DATASET EXTRACT:

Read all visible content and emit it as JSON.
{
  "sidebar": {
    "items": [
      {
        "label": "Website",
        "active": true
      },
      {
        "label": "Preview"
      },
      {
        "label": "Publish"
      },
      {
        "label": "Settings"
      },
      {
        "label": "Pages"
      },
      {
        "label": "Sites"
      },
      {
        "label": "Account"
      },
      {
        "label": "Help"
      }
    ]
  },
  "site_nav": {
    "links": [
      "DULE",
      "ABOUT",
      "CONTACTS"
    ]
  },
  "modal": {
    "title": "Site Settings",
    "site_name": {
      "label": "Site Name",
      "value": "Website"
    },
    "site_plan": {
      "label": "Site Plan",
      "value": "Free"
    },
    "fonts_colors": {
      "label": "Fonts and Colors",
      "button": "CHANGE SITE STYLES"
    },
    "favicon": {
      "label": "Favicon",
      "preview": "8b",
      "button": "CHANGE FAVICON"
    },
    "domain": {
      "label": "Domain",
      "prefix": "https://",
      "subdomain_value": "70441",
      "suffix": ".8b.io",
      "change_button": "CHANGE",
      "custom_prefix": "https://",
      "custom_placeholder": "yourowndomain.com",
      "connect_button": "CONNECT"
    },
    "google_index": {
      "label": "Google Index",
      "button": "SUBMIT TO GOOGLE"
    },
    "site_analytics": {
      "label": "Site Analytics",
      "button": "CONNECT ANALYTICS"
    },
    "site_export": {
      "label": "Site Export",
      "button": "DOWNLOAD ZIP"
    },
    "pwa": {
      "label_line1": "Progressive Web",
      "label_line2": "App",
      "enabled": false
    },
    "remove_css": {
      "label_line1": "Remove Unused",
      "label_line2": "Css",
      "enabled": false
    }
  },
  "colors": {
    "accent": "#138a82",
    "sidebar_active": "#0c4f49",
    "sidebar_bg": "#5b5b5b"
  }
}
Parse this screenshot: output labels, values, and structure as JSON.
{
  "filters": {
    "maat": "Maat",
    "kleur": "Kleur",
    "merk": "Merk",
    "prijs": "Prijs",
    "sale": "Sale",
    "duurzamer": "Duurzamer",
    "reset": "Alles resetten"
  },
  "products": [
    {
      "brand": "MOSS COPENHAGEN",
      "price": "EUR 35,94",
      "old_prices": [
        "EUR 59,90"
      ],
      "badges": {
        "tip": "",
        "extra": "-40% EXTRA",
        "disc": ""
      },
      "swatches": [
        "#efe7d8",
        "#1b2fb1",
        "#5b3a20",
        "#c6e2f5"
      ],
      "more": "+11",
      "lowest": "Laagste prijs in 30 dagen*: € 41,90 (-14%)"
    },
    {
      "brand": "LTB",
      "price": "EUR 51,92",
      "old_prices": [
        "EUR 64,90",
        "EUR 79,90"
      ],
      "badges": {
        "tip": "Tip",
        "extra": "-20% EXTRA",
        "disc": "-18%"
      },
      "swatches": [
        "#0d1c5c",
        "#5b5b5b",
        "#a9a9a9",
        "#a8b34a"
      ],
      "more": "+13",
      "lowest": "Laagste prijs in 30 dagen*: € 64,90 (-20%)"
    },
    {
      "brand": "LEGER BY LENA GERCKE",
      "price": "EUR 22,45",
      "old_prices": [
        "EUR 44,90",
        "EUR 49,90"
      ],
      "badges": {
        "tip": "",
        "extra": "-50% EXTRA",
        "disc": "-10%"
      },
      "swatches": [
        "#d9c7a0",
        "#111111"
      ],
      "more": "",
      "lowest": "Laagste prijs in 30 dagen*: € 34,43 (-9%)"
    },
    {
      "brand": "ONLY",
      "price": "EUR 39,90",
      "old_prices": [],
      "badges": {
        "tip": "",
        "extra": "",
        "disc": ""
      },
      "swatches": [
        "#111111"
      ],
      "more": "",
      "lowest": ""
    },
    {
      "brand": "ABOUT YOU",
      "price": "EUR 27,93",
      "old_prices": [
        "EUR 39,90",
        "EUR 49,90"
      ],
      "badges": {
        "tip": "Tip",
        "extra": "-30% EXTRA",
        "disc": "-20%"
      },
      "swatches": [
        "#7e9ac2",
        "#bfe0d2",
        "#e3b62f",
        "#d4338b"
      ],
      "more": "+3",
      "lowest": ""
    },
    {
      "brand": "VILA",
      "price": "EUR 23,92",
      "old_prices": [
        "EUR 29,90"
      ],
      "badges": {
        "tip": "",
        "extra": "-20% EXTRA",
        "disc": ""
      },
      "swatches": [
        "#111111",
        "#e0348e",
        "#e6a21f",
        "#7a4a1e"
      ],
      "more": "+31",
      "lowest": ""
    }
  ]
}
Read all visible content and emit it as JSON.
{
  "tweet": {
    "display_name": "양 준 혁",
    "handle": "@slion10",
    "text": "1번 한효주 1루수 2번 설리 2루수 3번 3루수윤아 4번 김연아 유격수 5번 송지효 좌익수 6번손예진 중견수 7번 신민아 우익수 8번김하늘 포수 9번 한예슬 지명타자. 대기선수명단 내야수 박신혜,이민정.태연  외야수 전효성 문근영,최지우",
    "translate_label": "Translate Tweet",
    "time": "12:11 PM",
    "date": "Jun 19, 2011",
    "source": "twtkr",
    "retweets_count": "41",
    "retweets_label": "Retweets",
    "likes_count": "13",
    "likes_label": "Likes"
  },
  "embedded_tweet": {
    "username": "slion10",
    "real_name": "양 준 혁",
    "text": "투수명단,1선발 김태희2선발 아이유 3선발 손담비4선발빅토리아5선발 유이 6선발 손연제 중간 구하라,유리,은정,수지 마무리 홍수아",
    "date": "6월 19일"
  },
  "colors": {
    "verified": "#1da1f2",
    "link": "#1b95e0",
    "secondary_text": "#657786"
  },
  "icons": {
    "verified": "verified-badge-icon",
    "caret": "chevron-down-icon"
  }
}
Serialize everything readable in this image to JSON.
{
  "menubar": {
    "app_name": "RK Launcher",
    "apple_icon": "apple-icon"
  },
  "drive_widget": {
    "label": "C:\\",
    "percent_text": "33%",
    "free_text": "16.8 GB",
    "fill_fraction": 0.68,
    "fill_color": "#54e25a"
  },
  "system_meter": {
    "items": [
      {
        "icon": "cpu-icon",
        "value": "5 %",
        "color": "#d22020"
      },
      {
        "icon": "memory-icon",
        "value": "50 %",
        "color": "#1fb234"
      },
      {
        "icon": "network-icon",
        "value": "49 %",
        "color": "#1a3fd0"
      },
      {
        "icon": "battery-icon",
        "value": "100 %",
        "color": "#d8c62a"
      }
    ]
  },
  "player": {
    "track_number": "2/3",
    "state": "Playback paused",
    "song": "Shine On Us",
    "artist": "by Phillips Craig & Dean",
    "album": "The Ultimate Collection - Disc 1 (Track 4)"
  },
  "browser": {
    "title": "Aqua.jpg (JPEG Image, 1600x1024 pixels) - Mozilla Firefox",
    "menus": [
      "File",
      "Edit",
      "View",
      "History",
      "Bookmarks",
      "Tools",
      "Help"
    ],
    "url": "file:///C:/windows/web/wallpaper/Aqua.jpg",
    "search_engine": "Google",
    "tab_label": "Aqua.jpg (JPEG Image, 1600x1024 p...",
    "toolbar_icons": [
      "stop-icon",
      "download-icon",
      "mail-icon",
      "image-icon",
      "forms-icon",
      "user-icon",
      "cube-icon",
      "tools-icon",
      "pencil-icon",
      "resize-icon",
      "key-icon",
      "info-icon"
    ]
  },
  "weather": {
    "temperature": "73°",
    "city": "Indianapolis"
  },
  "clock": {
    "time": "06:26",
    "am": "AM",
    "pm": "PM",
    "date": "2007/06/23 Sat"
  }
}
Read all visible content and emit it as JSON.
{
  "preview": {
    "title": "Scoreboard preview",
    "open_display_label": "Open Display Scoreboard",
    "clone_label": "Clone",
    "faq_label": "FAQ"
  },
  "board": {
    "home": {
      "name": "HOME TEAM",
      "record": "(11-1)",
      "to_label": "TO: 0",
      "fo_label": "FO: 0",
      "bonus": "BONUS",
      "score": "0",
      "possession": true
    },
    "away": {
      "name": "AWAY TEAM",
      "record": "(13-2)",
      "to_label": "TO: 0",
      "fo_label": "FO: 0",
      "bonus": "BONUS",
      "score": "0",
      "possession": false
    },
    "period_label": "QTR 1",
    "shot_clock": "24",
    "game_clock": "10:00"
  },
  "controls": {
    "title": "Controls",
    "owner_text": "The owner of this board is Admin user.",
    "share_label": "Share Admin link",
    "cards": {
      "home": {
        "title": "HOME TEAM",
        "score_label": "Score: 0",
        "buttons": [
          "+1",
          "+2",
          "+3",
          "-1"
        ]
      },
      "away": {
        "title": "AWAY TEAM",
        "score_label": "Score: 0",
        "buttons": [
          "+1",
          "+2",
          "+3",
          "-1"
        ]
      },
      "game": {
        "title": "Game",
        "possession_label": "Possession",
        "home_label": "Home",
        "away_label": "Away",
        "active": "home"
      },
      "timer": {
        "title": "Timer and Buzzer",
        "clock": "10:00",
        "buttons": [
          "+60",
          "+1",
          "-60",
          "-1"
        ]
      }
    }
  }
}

OBJECTIVE: Write down the number of lines where the word "CHANGE" appears, and nothing further.

RESULT OF THIS EXERCISE: 3